[Entries taken from a collection]
########################################
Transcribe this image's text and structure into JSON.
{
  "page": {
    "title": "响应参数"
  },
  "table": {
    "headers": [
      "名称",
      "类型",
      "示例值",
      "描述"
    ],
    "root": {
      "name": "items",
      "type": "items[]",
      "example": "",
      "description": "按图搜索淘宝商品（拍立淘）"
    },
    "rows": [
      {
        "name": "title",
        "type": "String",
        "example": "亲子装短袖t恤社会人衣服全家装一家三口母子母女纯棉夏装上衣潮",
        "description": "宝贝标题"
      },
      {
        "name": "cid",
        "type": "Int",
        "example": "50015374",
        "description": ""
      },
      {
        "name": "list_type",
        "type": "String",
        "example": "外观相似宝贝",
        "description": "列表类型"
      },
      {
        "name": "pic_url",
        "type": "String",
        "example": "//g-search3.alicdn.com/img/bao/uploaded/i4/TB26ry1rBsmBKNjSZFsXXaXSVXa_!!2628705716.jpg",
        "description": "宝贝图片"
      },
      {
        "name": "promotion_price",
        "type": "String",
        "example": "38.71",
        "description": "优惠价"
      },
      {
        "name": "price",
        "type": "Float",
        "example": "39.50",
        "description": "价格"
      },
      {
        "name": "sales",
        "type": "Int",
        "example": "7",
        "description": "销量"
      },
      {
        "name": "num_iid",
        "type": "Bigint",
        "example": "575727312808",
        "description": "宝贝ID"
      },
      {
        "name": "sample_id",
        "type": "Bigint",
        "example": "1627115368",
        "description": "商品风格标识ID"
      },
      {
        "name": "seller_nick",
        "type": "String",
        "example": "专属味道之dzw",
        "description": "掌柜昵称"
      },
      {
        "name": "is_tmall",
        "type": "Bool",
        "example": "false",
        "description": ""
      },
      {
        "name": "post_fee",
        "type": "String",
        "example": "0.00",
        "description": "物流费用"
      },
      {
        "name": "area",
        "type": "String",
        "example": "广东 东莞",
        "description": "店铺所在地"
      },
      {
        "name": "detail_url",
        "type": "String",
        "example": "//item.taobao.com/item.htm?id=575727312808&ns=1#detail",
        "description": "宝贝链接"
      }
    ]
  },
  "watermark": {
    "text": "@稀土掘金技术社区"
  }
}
########################################
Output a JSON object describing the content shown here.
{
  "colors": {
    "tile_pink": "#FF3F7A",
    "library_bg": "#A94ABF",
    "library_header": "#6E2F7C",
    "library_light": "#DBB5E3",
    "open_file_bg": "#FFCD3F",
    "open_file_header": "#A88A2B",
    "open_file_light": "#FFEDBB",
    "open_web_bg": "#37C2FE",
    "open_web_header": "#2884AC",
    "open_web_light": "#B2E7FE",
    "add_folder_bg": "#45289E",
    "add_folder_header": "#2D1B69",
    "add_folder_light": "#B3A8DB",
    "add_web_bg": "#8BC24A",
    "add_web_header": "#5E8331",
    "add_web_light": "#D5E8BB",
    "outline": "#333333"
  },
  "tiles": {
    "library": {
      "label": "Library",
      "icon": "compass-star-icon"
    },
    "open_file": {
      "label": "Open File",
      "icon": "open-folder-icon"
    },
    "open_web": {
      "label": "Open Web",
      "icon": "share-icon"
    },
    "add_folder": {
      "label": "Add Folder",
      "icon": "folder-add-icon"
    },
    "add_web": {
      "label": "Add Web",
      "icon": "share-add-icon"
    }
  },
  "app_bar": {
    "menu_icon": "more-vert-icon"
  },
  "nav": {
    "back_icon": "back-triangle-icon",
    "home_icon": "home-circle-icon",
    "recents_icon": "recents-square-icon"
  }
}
########################################
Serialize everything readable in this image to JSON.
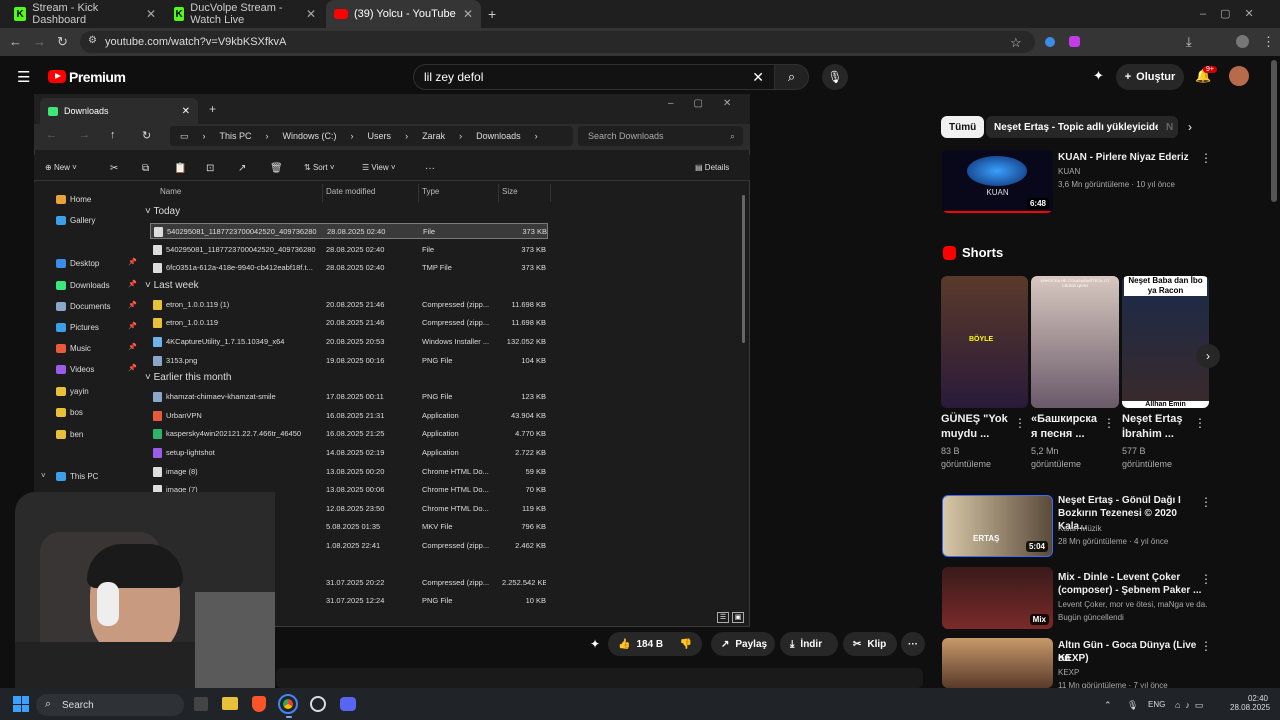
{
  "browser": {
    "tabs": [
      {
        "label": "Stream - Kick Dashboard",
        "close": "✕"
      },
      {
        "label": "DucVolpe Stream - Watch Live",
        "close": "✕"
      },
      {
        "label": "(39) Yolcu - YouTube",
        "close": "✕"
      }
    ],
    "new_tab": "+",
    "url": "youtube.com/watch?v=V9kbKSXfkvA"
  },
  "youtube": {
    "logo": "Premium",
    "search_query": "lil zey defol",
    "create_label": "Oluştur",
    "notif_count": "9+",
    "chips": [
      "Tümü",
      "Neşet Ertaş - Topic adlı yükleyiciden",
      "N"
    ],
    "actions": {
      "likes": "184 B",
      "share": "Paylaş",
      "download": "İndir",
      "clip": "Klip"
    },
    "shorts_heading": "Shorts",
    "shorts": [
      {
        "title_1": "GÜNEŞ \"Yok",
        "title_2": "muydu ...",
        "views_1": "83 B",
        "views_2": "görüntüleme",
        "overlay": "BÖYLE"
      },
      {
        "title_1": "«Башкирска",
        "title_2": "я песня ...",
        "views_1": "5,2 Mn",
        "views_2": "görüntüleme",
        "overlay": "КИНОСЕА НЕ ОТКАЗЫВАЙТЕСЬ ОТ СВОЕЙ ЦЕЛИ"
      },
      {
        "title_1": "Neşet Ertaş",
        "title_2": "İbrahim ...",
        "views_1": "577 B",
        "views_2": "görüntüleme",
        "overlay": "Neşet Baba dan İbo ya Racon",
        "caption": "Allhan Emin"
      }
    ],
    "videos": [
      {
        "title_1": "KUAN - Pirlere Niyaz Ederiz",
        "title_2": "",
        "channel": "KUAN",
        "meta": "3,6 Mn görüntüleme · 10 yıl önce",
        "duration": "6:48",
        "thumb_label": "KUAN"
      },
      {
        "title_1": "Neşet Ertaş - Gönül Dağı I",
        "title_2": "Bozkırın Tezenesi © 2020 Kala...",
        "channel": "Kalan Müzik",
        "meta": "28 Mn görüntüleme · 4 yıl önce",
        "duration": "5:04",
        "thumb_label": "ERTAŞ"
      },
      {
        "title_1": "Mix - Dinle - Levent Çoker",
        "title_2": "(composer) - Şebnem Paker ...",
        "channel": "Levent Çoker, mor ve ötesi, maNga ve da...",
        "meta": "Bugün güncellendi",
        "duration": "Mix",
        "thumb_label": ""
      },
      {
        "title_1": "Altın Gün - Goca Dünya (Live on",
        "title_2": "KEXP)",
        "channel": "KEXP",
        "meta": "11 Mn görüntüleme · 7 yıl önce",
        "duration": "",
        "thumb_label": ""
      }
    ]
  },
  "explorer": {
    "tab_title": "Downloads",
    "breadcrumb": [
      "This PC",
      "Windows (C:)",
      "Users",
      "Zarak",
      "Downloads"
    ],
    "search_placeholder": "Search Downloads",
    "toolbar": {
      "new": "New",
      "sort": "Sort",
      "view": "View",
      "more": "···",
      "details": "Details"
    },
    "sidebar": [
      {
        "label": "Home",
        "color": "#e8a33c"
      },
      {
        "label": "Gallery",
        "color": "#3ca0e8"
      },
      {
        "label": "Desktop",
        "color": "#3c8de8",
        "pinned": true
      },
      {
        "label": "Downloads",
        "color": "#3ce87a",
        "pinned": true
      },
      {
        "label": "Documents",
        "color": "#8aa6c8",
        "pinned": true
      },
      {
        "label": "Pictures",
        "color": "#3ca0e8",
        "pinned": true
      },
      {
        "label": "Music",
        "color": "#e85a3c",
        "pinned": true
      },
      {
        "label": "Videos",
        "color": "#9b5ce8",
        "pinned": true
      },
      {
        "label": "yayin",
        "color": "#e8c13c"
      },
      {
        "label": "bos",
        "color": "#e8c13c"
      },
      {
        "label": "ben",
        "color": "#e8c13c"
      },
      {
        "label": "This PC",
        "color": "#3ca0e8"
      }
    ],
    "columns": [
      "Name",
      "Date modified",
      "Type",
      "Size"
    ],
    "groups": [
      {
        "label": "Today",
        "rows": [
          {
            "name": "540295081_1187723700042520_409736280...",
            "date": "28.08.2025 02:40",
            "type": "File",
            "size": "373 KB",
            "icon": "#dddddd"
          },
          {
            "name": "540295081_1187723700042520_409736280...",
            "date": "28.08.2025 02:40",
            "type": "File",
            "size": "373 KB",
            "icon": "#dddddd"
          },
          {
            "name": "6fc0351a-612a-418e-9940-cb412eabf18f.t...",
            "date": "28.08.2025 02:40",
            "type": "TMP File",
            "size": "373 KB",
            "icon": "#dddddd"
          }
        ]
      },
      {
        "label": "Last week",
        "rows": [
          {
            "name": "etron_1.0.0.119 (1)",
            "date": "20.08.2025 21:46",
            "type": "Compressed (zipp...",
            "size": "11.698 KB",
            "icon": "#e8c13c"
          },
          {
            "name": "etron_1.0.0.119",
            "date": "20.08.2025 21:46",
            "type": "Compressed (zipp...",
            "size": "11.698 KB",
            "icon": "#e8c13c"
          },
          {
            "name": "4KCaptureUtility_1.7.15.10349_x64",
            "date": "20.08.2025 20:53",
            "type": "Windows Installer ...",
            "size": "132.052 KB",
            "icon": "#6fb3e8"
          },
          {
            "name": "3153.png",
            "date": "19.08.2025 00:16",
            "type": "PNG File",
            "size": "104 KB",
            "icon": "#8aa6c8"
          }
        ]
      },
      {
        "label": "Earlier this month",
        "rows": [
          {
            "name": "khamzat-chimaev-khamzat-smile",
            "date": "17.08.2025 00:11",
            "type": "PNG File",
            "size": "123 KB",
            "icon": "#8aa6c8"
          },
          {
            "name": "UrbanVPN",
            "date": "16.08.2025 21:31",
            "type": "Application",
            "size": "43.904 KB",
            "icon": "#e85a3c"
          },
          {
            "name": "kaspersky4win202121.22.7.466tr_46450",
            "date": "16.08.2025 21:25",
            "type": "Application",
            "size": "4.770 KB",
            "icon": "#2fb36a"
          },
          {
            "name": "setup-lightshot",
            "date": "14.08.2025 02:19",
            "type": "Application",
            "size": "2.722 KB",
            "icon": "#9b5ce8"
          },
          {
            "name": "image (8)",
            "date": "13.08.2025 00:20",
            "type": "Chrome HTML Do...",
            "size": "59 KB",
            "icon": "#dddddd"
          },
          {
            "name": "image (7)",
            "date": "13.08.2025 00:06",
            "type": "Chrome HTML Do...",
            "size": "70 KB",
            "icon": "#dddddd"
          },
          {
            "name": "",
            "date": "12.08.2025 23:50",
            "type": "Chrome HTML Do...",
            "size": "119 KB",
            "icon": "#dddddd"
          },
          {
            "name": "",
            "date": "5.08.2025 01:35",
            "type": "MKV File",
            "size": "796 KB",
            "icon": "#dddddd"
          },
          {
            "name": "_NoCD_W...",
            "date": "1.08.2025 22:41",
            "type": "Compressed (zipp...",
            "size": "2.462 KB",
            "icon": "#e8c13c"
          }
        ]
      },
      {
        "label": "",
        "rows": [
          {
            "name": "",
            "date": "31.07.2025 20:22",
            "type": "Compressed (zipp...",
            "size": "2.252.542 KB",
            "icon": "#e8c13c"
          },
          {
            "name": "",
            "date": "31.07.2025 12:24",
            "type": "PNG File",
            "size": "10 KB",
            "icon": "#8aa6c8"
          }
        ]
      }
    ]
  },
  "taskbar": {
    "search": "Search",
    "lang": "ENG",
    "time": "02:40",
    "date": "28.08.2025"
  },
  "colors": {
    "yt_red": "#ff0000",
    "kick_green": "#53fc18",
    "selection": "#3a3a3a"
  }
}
########################################
What you have to do: In the listing, find every line containing the word "meta" and list it.

Result for this task:
        "meta": "3,6 Mn görüntüleme · 10 yıl önce",
        "meta": "28 Mn görüntüleme · 4 yıl önce",
        "meta": "Bugün güncellendi",
        "meta": "11 Mn görüntüleme · 7 yıl önce",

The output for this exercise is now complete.